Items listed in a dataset
··········

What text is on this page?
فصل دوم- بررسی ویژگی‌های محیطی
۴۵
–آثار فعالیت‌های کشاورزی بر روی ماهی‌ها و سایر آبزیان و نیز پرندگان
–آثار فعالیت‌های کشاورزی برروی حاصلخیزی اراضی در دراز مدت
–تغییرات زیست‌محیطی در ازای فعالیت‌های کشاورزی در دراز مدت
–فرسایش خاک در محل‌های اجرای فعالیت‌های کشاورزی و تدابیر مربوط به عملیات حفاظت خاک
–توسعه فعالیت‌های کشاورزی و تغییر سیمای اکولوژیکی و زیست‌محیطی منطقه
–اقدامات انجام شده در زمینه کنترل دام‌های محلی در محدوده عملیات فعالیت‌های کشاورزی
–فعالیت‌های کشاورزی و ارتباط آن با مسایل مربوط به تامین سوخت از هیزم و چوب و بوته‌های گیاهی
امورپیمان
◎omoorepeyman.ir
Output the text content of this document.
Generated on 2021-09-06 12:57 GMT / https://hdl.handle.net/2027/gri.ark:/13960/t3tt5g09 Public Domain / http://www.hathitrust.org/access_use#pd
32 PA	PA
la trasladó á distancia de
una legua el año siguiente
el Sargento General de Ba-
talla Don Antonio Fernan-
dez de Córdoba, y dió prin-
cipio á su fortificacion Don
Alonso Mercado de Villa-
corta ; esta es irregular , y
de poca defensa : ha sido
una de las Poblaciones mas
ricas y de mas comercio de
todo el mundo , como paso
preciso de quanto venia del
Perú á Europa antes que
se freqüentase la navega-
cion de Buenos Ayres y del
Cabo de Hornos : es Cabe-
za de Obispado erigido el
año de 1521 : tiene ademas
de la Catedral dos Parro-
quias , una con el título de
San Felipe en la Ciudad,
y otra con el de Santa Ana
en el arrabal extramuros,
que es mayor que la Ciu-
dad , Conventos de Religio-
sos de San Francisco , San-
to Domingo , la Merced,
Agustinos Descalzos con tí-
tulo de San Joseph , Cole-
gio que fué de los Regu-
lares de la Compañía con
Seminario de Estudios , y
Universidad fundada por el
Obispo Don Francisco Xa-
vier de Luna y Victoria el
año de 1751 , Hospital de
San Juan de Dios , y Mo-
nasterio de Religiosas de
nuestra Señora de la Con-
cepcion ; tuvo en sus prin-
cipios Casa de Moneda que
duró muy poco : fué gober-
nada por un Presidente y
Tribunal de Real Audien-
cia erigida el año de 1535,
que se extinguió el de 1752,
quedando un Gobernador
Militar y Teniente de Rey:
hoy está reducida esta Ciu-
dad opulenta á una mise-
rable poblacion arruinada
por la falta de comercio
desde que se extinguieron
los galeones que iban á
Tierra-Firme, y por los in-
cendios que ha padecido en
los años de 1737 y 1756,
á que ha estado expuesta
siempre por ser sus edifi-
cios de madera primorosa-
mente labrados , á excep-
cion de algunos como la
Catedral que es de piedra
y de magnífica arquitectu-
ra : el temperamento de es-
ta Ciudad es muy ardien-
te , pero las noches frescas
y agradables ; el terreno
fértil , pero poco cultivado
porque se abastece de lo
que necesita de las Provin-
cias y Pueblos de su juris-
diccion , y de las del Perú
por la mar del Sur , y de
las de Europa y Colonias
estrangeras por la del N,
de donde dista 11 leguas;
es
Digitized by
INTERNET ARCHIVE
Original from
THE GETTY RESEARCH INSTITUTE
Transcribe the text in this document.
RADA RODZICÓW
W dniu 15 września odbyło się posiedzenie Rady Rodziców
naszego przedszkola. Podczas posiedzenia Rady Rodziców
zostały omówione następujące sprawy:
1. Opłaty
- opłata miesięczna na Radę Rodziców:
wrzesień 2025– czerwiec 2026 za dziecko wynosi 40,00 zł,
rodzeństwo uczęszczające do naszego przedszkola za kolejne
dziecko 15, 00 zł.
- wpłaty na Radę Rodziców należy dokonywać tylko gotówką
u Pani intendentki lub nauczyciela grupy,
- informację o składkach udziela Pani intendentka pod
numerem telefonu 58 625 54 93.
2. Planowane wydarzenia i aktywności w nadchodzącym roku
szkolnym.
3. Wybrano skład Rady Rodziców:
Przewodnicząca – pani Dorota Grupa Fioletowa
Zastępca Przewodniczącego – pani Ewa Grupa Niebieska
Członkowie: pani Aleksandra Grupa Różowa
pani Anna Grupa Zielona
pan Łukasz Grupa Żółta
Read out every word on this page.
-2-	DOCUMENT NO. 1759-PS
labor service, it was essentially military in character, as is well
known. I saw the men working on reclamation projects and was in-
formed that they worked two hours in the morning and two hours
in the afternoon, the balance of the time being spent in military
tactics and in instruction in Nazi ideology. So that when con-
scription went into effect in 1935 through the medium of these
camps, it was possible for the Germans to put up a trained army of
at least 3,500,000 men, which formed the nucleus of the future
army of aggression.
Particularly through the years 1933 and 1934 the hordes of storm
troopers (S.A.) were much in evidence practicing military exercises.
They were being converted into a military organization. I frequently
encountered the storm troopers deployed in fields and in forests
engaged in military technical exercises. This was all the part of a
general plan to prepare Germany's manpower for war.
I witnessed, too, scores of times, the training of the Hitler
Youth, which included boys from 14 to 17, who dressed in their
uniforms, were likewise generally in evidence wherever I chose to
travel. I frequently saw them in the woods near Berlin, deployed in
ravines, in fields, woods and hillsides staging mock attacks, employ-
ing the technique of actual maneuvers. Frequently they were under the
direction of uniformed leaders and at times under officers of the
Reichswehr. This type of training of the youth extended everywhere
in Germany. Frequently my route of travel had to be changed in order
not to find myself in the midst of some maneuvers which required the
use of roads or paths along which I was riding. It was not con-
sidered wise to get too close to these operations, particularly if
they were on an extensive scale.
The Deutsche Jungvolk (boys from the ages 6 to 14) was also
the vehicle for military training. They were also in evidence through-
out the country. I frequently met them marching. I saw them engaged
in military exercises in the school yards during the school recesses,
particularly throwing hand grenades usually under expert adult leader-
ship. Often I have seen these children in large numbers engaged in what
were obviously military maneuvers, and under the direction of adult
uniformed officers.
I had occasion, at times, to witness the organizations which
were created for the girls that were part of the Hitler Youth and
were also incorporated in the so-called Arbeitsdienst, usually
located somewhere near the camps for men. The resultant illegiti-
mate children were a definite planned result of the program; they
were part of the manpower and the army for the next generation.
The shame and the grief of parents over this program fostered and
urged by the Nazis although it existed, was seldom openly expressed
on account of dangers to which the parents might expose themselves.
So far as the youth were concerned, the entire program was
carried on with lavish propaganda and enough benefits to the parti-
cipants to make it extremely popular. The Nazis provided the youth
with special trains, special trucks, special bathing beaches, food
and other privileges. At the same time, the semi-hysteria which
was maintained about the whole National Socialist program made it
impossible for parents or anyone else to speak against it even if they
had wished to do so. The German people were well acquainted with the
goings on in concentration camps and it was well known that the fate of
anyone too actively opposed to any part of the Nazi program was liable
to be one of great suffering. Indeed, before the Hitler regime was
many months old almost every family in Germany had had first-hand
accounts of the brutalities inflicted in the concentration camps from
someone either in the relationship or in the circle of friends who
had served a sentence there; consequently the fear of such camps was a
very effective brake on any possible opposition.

··········

# TO DO
Copy down every line of the entries containing the word "anyone".

# EXERCISE RESULT
impossible for parents or anyone else to speak against it even if they
anyone too actively opposed to any part of the Nazi program was liable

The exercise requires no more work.